> [WRITTEN TASK]
In the text on the Toshakhana case below, rewrite the paragraph beginning "Last year 2021, journalist based in Islamabad" as a short bulleted list that keeps its main facts.

> [TEXT EXCERPT]

The Toshakhana reference case (officially titled reference of disqualification of Imran Khan), or the Toshakhana case, was a landmark decision by the ECP that disqualified incumbent Ex-Prime Minister of Pakistan, Imran Khan from holding public office for 5 years.

The Toshakhana case was filed in the month of August 2022 against Imran Khan by the PDM politicians, for not sharing the details of Toshakhana gifts in annual assets submitted to ECP. Election Commission of Pakistan initiated the inquiry and announced its final verdict on 21 October 2022 as ECP disqualified Imran from holding public for short term period for making the offence involving dishonest behavior, fabricated information, and inaccurate declaration in the reference under Article 63(1)(p) and ordered to send this reference to the trial court to initiate criminal proceedings.

Background

Toshakhana history 
It is the department that works under the Cabinet Division's administrative supervision, established in 1974 and It keeps priceless presents offered to rulers, lawmakers, bureaucrats, military personnel and other officials by the heads of other states, governments, and international dignitaries. As stated by the law of Pakistan, gifts and other such expensive items they obtain, people to whom these rules apply must share with the Cabinet Division and submit their gifts and materials into Toshakhana.

Toshakhana case 
The Toshakhana reference case was filed in the month of August against Ex-Prime Minister of Pakistan, Imran Ahmed Khan Niazi by the politicians named Mohsin Shahnawaz Ranjha and others from the coalition government of Pakistan (2022), for not disclosing the information about the gifts given to Toshakhana and the supposed sales revenue that means he sold gifts directly in market without submitting in Toshakhana, Imran officially received from different head of states. Lawmakers from the ruling alliance, Pakistan Democratic Movement, the reference had been given to Raja Pervaiz Ashraf, the speaker of Pakistan's National Assembly, later he passed this reference to Sikander Sultan Raja, Chief Election Commissioner of Pakistan for further necessary action.

Toshakhana, PIC and Islamabad High Court 
Last year 2021, journalist based in Islamabad Rana Abrar Khalid submitted the application to Pakistan Information Commission (PIC) for sharing the gifts detail received by Imran according to the Right to Information Law. PIC had approved a request and ordered the Cabinet Division to provide the needed data to journalist Abrar about the presents obtained by the Prime Minister Imran Khan from different head of states. The cabinet division told Pakistan Information Commission that Abrar would get the necessary information in 10 working days or less, and it would also be posted on the official website.

After Pakistan Information Commission's order and commitment of cabinet division to PIC, Cabinet Division argued that the PIC ruling was unlawful and challenged it in Islamabad High Court (IHC), stating that it was unlawful to share the detail of Toshakhana gifts with anyone.  After many hearings in court, in April this year, IHC had instructed Arshad Kayani, the deputy attorney general, to see that the PIC's directive to make public the specifics of the presents given to the Imran Khan, a former prime minister by heads of state after he took office in August 2018 was carried out.

ECP findings 
Since taking office in 2018, Imran Khan has resisted disclosing information on the presents, claiming that doing so would jeopardies relations with other countries. This is despite the PIC ordering that it be done.

> [DATASET EXCERPT]

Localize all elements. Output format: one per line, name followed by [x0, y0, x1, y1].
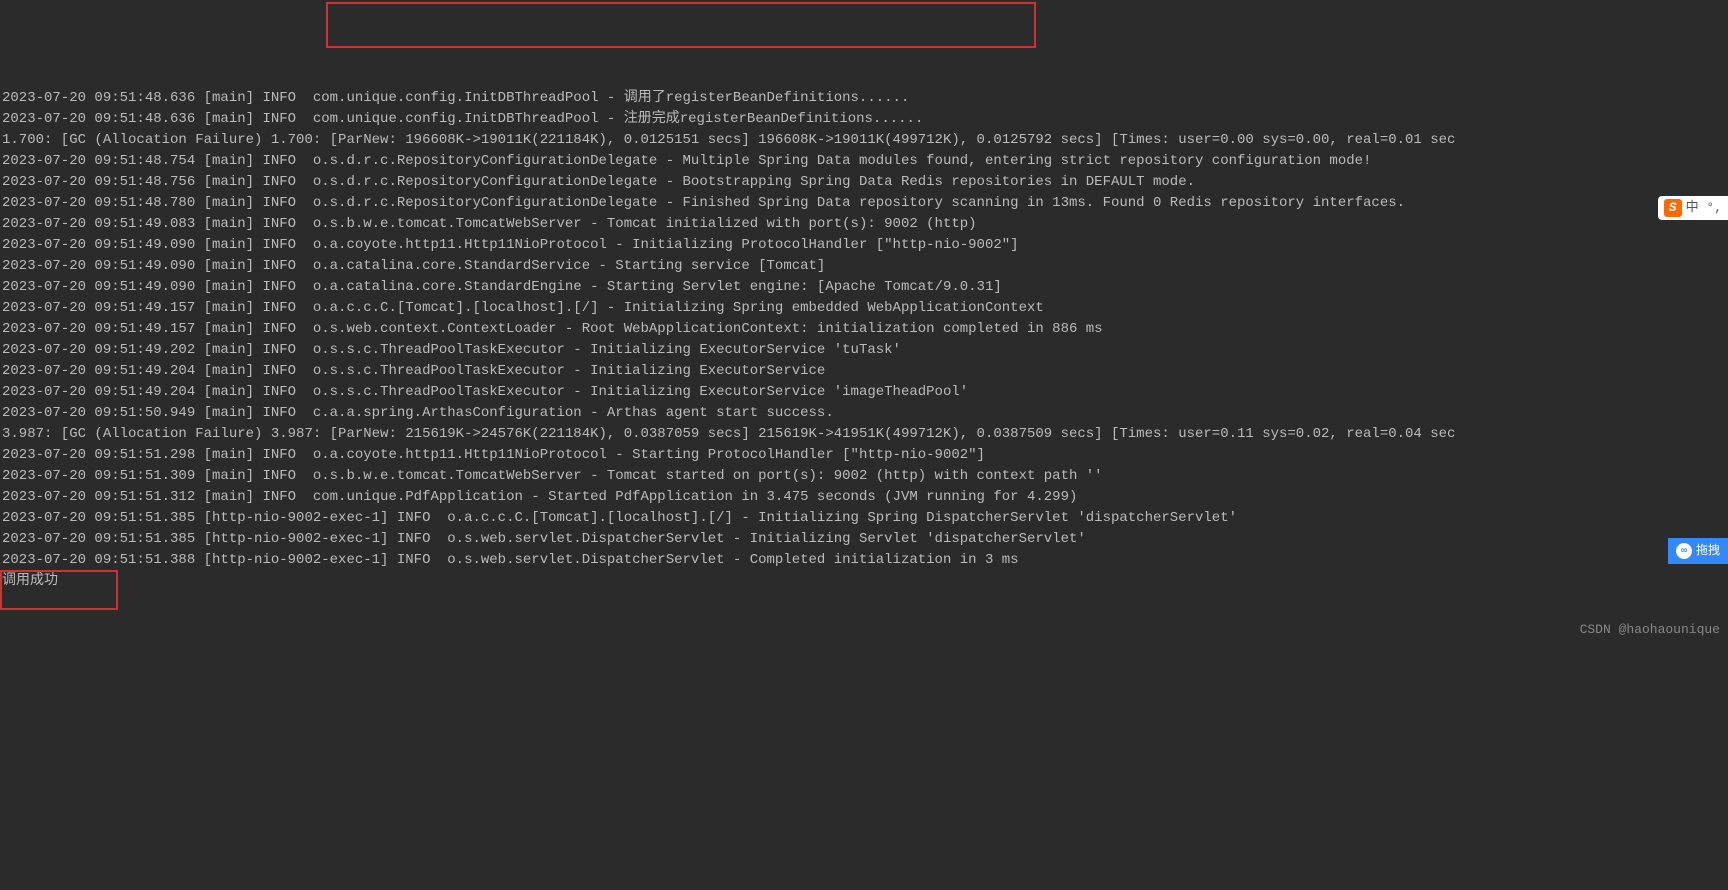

> [THE OUTPUT]
- In 2021, Islamabad-based journalist Rana Abrar Khalid applied to the Pakistan Information Commission (PIC) under the Right to Information Law for details of the gifts Imran Khan had received.
- The PIC approved the request and ordered the Cabinet Division to give him data on the presents Prime Minister Imran Khan had received from various heads of state.
- The Cabinet Division told the PIC that Abrar would receive the information within 10 working days and that it would also be posted on the official website.